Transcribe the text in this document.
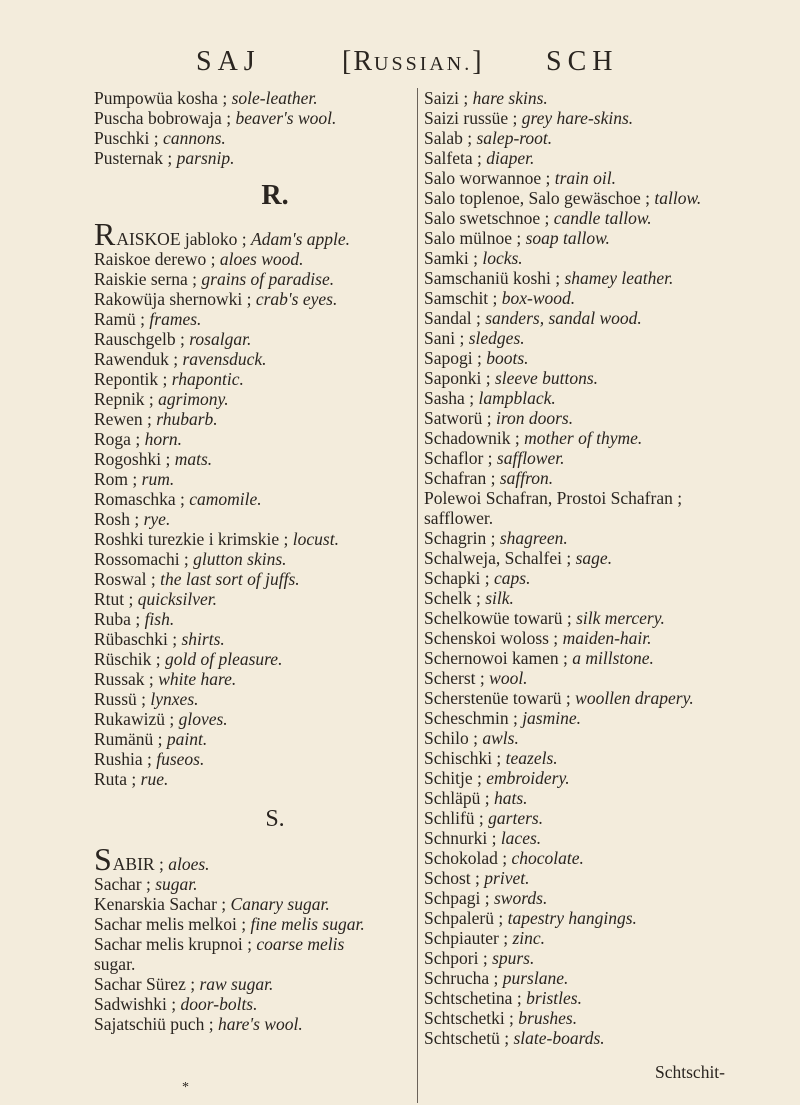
SAJ	[RUSSIAN.] SCH
Pumpowüa kosha ; sole-leather.
Puscha bobrowaja ; beaver's wool.
Puschki ; cannons.
Pusternak ; parsnip.
R.
RAISKOE jabloko ; Adam's apple.
Raiskoe derewo ; aloes wood.
Raiskie serna ; grains of paradise.
Rakowüja shernowki ; crab's eyes.
Ramü ; frames.
Rauschgelb ; rosalgar.
Rawenduk ; ravensduck.
Repontik ; rhapontic.
Repnik ; agrimony.
Rewen ; rhubarb.
Roga ; horn.
Rogoshki ; mats.
Rom ; rum.
Romaschka ; camomile.
Rosh ; rye.
Roshki turezkie i krimskie ; locust.
Rossomachi ; glutton skins.
Roswal ; the last sort of juffs.
Rtut ; quicksilver.
Ruba ; fish.
Rübaschki ; shirts.
Rüschik ; gold of pleasure.
Russak ; white hare.
Russü ; lynxes.
Rukawizü ; gloves.
Rumänü ; paint.
Rushia ; fuseos.
Ruta ; rue.
S.
SABIR ; aloes.
Sachar ; sugar.
Kenarskia Sachar ; Canary sugar.
Sachar melis melkoi ; fine melis sugar.
Sachar melis krupnoi ; coarse melis
sugar.
Sachar Sürez ; raw sugar.
Sadwishki ; door-bolts.
Sajatschiü puch ; hare's wool.
Saizi ; hare skins.
Saizi russüe ; grey hare-skins.
Salab ; salep-root.
Salfeta ; diaper.
Salo worwannoe ; train oil.
Salo toplenoe, Salo gewäschoe ; tallow.
Salo swetschnoe ; candle tallow.
Salo mülnoe ; soap tallow.
Samki ; locks.
Samschaniü koshi ; shamey leather.
Samschit ; box-wood.
Sandal ; sanders, sandal wood.
Sani ; sledges.
Sapogi ; boots.
Saponki ; sleeve buttons.
Sasha ; lampblack.
Satworü ; iron doors.
Schadownik ; mother of thyme.
Schaflor ; safflower.
Schafran ; saffron.
Polewoi Schafran, Prostoi Schafran ;
safflower.
Schagrin ; shagreen.
Schalweja, Schalfei ; sage.
Schapki ; caps.
Schelk ; silk.
Schelkowüe towarü ; silk mercery.
Schenskoi woloss ; maiden-hair.
Schernowoi kamen ; a millstone.
Scherst ; wool.
Scherstenüe towarü ; woollen drapery.
Scheschmin ; jasmine.
Schilo ; awls.
Schischki ; teazels.
Schitje ; embroidery.
Schläpü ; hats.
Schlifü ; garters.
Schnurki ; laces.
Schokolad ; chocolate.
Schost ; privet.
Schpagi ; swords.
Schpalerü ; tapestry hangings.
Schpiauter ; zinc.
Schpori ; spurs.
Schrucha ; purslane.
Schtschetina ; bristles.
Schtschetki ; brushes.
Schtschetü ; slate-boards.
Schtschit-
*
========
§ TASK TO COMPLETE: Every line of the listing that holds "wood" should be found and copied.

§ FINAL RESULT:
Raiskoe derewo ; aloes wood.
Samschit ; box-wood.
Sandal ; sanders, sandal wood.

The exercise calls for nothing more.